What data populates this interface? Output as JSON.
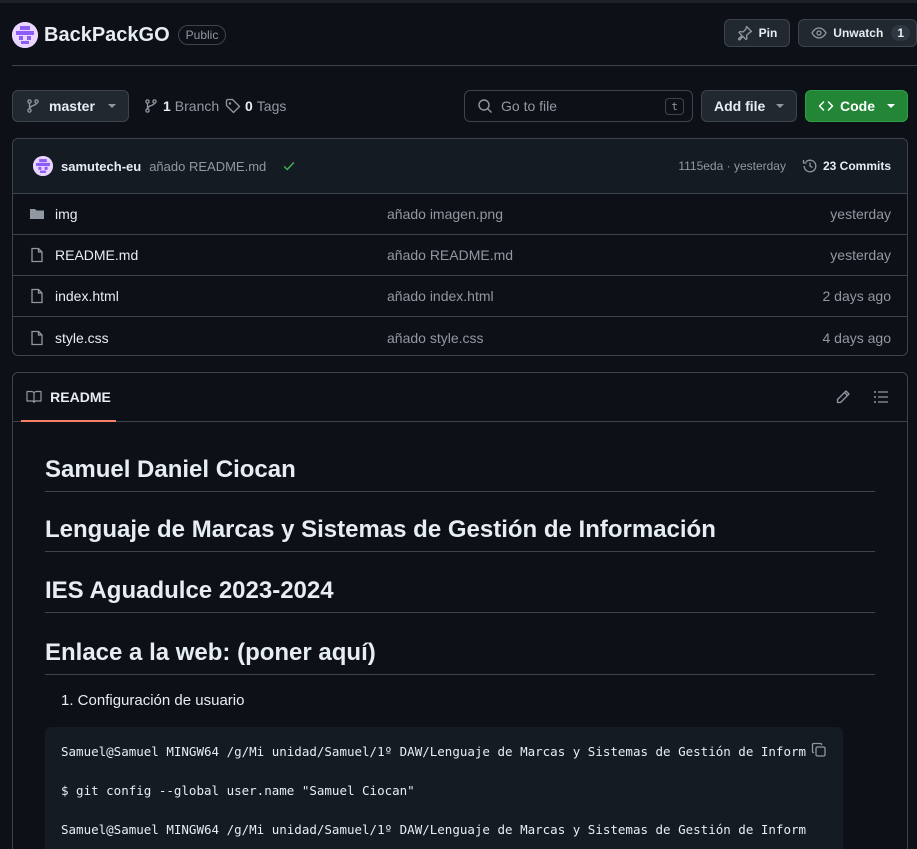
{
  "repo": {
    "name": "BackPackGO",
    "visibility": "Public",
    "pin_label": "Pin",
    "watch_label": "Unwatch",
    "watch_count": "1"
  },
  "toolbar": {
    "branch": "master",
    "branch_count": "1",
    "branch_label": "Branch",
    "tag_count": "0",
    "tag_label": "Tags",
    "goto_placeholder": "Go to file",
    "goto_kbd": "t",
    "add_file_label": "Add file",
    "code_label": "Code"
  },
  "latest_commit": {
    "author": "samutech-eu",
    "message": "añado README.md",
    "hash_time": "1115eda · yesterday",
    "commits_label": "23 Commits"
  },
  "files": [
    {
      "name": "img",
      "type": "folder",
      "message": "añado imagen.png",
      "date": "yesterday"
    },
    {
      "name": "README.md",
      "type": "file",
      "message": "añado README.md",
      "date": "yesterday"
    },
    {
      "name": "index.html",
      "type": "file",
      "message": "añado index.html",
      "date": "2 days ago"
    },
    {
      "name": "style.css",
      "type": "file",
      "message": "añado style.css",
      "date": "4 days ago"
    }
  ],
  "readme": {
    "tab_label": "README",
    "headings": [
      "Samuel Daniel Ciocan",
      "Lenguaje de Marcas y Sistemas de Gestión de Información",
      "IES Aguadulce 2023-2024",
      "Enlace a la web: (poner aquí)"
    ],
    "list_item": "1. Configuración de usuario",
    "code_lines": [
      "Samuel@Samuel MINGW64 /g/Mi unidad/Samuel/1º DAW/Lenguaje de Marcas y Sistemas de Gestión de Inform",
      "$ git config --global user.name \"Samuel Ciocan\"",
      "Samuel@Samuel MINGW64 /g/Mi unidad/Samuel/1º DAW/Lenguaje de Marcas y Sistemas de Gestión de Inform"
    ]
  },
  "colors": {
    "background": "#0d1117",
    "border": "#3d444d",
    "code_button": "#238636",
    "tab_underline": "#f78166",
    "check": "#3fb950"
  }
}
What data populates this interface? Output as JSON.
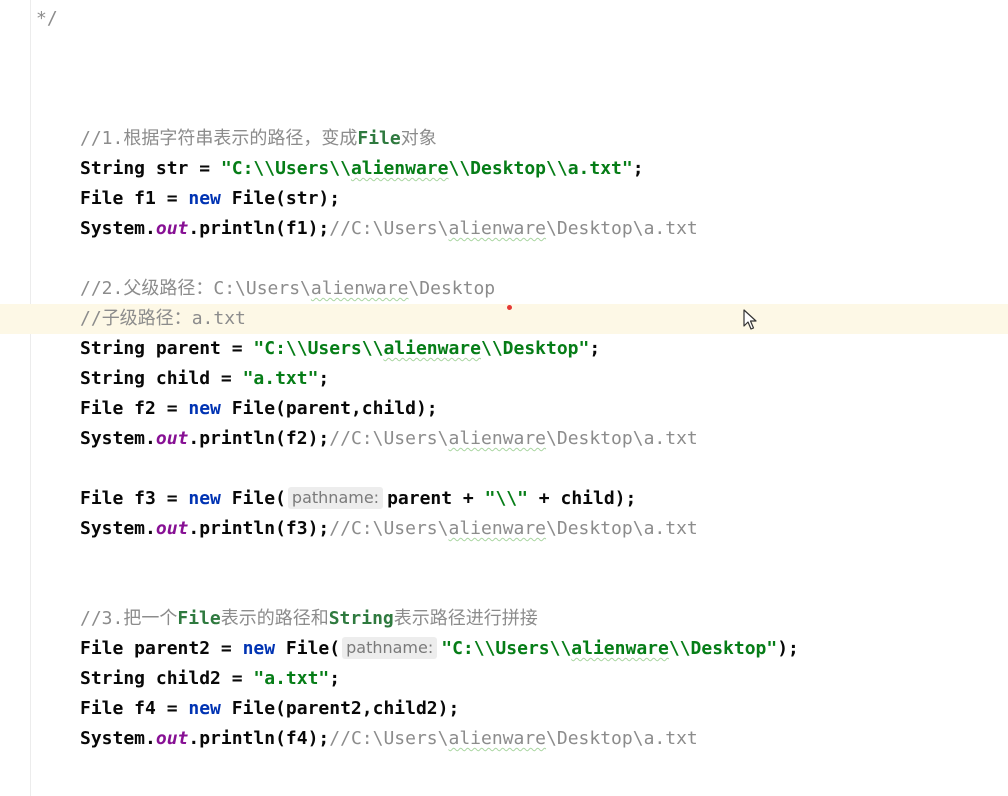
{
  "editor": {
    "lines": [
      {
        "row": "r00",
        "indent": 0,
        "current": false,
        "tokens": [
          {
            "t": "comment",
            "v": "*/"
          }
        ]
      },
      {
        "row": "r04",
        "indent": 2,
        "current": false,
        "tokens": [
          {
            "t": "comment",
            "v": "//1."
          },
          {
            "t": "comment-cjk",
            "v": "根据字符串表示的路径，变成"
          },
          {
            "t": "comment-bold",
            "v": "File"
          },
          {
            "t": "comment-cjk",
            "v": "对象"
          }
        ]
      },
      {
        "row": "r05",
        "indent": 2,
        "current": false,
        "tokens": [
          {
            "t": "plain",
            "v": "String str = "
          },
          {
            "t": "str",
            "v": "\"C:\\\\Users\\\\"
          },
          {
            "t": "str-typo",
            "v": "alienware"
          },
          {
            "t": "str",
            "v": "\\\\Desktop\\\\a.txt\""
          },
          {
            "t": "plain",
            "v": ";"
          }
        ]
      },
      {
        "row": "r06",
        "indent": 2,
        "current": false,
        "tokens": [
          {
            "t": "plain",
            "v": "File f1 = "
          },
          {
            "t": "kw",
            "v": "new"
          },
          {
            "t": "plain",
            "v": " File(str);"
          }
        ]
      },
      {
        "row": "r07",
        "indent": 2,
        "current": false,
        "tokens": [
          {
            "t": "plain",
            "v": "System."
          },
          {
            "t": "field",
            "v": "out"
          },
          {
            "t": "plain",
            "v": ".println(f1);"
          },
          {
            "t": "comment",
            "v": "//C:\\Users\\"
          },
          {
            "t": "comment-typo",
            "v": "alienware"
          },
          {
            "t": "comment",
            "v": "\\Desktop\\a.txt"
          }
        ]
      },
      {
        "row": "r09",
        "indent": 2,
        "current": false,
        "tokens": [
          {
            "t": "comment",
            "v": "//2."
          },
          {
            "t": "comment-cjk",
            "v": "父级路径："
          },
          {
            "t": "comment",
            "v": "C:\\Users\\"
          },
          {
            "t": "comment-typo",
            "v": "alienware"
          },
          {
            "t": "comment",
            "v": "\\Desktop"
          }
        ]
      },
      {
        "row": "r10",
        "indent": 2,
        "current": true,
        "tokens": [
          {
            "t": "comment",
            "v": "//"
          },
          {
            "t": "comment-cjk",
            "v": "子级路径："
          },
          {
            "t": "comment",
            "v": "a.txt"
          }
        ]
      },
      {
        "row": "r11",
        "indent": 2,
        "current": false,
        "tokens": [
          {
            "t": "plain",
            "v": "String parent = "
          },
          {
            "t": "str",
            "v": "\"C:\\\\Users\\\\"
          },
          {
            "t": "str-typo",
            "v": "alienware"
          },
          {
            "t": "str",
            "v": "\\\\Desktop\""
          },
          {
            "t": "plain",
            "v": ";"
          }
        ]
      },
      {
        "row": "r12",
        "indent": 2,
        "current": false,
        "tokens": [
          {
            "t": "plain",
            "v": "String child = "
          },
          {
            "t": "str",
            "v": "\"a.txt\""
          },
          {
            "t": "plain",
            "v": ";"
          }
        ]
      },
      {
        "row": "r13",
        "indent": 2,
        "current": false,
        "tokens": [
          {
            "t": "plain",
            "v": "File f2 = "
          },
          {
            "t": "kw",
            "v": "new"
          },
          {
            "t": "plain",
            "v": " File(parent,child);"
          }
        ]
      },
      {
        "row": "r14",
        "indent": 2,
        "current": false,
        "tokens": [
          {
            "t": "plain",
            "v": "System."
          },
          {
            "t": "field",
            "v": "out"
          },
          {
            "t": "plain",
            "v": ".println(f2);"
          },
          {
            "t": "comment",
            "v": "//C:\\Users\\"
          },
          {
            "t": "comment-typo",
            "v": "alienware"
          },
          {
            "t": "comment",
            "v": "\\Desktop\\a.txt"
          }
        ]
      },
      {
        "row": "r16",
        "indent": 2,
        "current": false,
        "tokens": [
          {
            "t": "plain",
            "v": "File f3 = "
          },
          {
            "t": "kw",
            "v": "new"
          },
          {
            "t": "plain",
            "v": " File("
          },
          {
            "t": "hint",
            "v": "pathname:"
          },
          {
            "t": "plain",
            "v": "parent + "
          },
          {
            "t": "str",
            "v": "\"\\\\\""
          },
          {
            "t": "plain",
            "v": " + child);"
          }
        ]
      },
      {
        "row": "r17",
        "indent": 2,
        "current": false,
        "tokens": [
          {
            "t": "plain",
            "v": "System."
          },
          {
            "t": "field",
            "v": "out"
          },
          {
            "t": "plain",
            "v": ".println(f3);"
          },
          {
            "t": "comment",
            "v": "//C:\\Users\\"
          },
          {
            "t": "comment-typo",
            "v": "alienware"
          },
          {
            "t": "comment",
            "v": "\\Desktop\\a.txt"
          }
        ]
      },
      {
        "row": "r20",
        "indent": 2,
        "current": false,
        "tokens": [
          {
            "t": "comment",
            "v": "//3."
          },
          {
            "t": "comment-cjk",
            "v": "把一个"
          },
          {
            "t": "comment-bold",
            "v": "File"
          },
          {
            "t": "comment-cjk",
            "v": "表示的路径和"
          },
          {
            "t": "comment-bold",
            "v": "String"
          },
          {
            "t": "comment-cjk",
            "v": "表示路径进行拼接"
          }
        ]
      },
      {
        "row": "r21",
        "indent": 2,
        "current": false,
        "tokens": [
          {
            "t": "plain",
            "v": "File parent2 = "
          },
          {
            "t": "kw",
            "v": "new"
          },
          {
            "t": "plain",
            "v": " File("
          },
          {
            "t": "hint",
            "v": "pathname:"
          },
          {
            "t": "str",
            "v": "\"C:\\\\Users\\\\"
          },
          {
            "t": "str-typo",
            "v": "alienware"
          },
          {
            "t": "str",
            "v": "\\\\Desktop\""
          },
          {
            "t": "plain",
            "v": ");"
          }
        ]
      },
      {
        "row": "r22",
        "indent": 2,
        "current": false,
        "tokens": [
          {
            "t": "plain",
            "v": "String child2 = "
          },
          {
            "t": "str",
            "v": "\"a.txt\""
          },
          {
            "t": "plain",
            "v": ";"
          }
        ]
      },
      {
        "row": "r23",
        "indent": 2,
        "current": false,
        "tokens": [
          {
            "t": "plain",
            "v": "File f4 = "
          },
          {
            "t": "kw",
            "v": "new"
          },
          {
            "t": "plain",
            "v": " File(parent2,child2);"
          }
        ]
      },
      {
        "row": "r24",
        "indent": 2,
        "current": false,
        "tokens": [
          {
            "t": "plain",
            "v": "System."
          },
          {
            "t": "field",
            "v": "out"
          },
          {
            "t": "plain",
            "v": ".println(f4);"
          },
          {
            "t": "comment",
            "v": "//C:\\Users\\"
          },
          {
            "t": "comment-typo",
            "v": "alienware"
          },
          {
            "t": "comment",
            "v": "\\Desktop\\a.txt"
          }
        ]
      }
    ]
  },
  "colors": {
    "keyword": "#0033b3",
    "string": "#067d17",
    "comment": "#8c8c8c",
    "field": "#871094",
    "current_line": "#fdf8e6",
    "caret": "#e53935"
  },
  "icons": {
    "mouse_cursor": "arrow-cursor-icon"
  }
}
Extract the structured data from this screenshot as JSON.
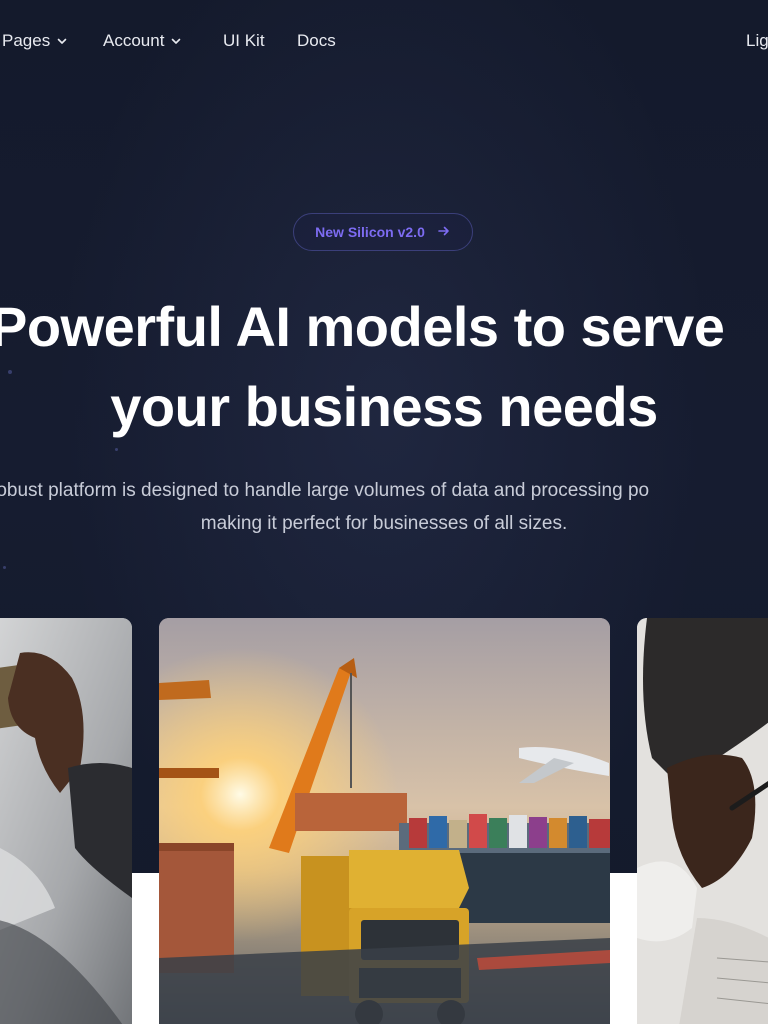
{
  "nav": {
    "items": [
      {
        "label": "Pages",
        "dropdown": true
      },
      {
        "label": "Account",
        "dropdown": true
      },
      {
        "label": "UI Kit",
        "dropdown": false
      },
      {
        "label": "Docs",
        "dropdown": false
      }
    ],
    "right_label": "Lig"
  },
  "badge": {
    "label": "New Silicon v2.0",
    "icon": "arrow-right-icon",
    "color": "#7d6cf2"
  },
  "hero": {
    "headline_line1": "Powerful AI models to serve",
    "headline_line2": "your business needs",
    "subtitle_line1": "robust platform is designed to handle large volumes of data and processing po",
    "subtitle_line2": "making it perfect for businesses of all sizes."
  },
  "colors": {
    "background": "#131a2b",
    "headline": "#ffffff",
    "subtitle": "#c8ccd8",
    "accent": "#7d6cf2"
  },
  "cards": [
    {
      "name": "payment-card-image",
      "icon": "hand-holding-card"
    },
    {
      "name": "logistics-image",
      "icon": "truck-crane-plane"
    },
    {
      "name": "business-writing-image",
      "icon": "hand-with-pen"
    }
  ]
}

_Aim_
Identify every line above that includes the word "println", and show those lines.

_Solution for this task_
            "v": ".println(f1);"
            "v": ".println(f2);"
            "v": ".println(f3);"
            "v": ".println(f4);"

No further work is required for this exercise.